Repeat, line for line, the entries printed below.

§ Records for processing:
*****

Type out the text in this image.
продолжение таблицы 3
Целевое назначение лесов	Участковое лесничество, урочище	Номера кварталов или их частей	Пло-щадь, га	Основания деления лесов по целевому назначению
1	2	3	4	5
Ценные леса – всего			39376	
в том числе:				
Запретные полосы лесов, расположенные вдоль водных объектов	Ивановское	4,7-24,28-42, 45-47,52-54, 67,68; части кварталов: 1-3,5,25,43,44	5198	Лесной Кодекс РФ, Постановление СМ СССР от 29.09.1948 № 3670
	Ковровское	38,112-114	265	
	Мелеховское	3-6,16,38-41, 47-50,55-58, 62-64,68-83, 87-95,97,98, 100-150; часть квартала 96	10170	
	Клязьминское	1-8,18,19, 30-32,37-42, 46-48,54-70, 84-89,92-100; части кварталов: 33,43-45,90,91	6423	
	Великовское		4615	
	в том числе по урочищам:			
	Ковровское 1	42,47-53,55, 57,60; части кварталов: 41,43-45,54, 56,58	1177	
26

*****

§ Response for this exercise:
Type out the text in this image.
продолжение таблицы 3
Целевое назначение лесов	Участковое лесничество, урочище	Номера кварталов или их частей	Пло-щадь, га	Основания деления лесов по целевому назначению
1	2	3	4	5
Ценные леса – всего			39376	
в том числе:				
Запретные полосы лесов, расположенные вдоль водных объектов	Ивановское	4,7-24,28-42, 45-47,52-54, 67,68; части кварталов: 1-3,5,25,43,44	5198	Лесной Кодекс РФ, Постановление СМ СССР от 29.09.1948 № 3670
	Ковровское	38,112-114	265	
	Мелеховское	3-6,16,38-41, 47-50,55-58, 62-64,68-83, 87-95,97,98, 100-150; часть квартала 96	10170	
	Клязьминское	1-8,18,19, 30-32,37-42, 46-48,54-70, 84-89,92-100; части кварталов: 33,43-45,90,91	6423	
	Великовское		4615	
	в том числе по урочищам:			
	Ковровское 1	42,47-53,55, 57,60; части кварталов: 41,43-45,54, 56,58	1177	
26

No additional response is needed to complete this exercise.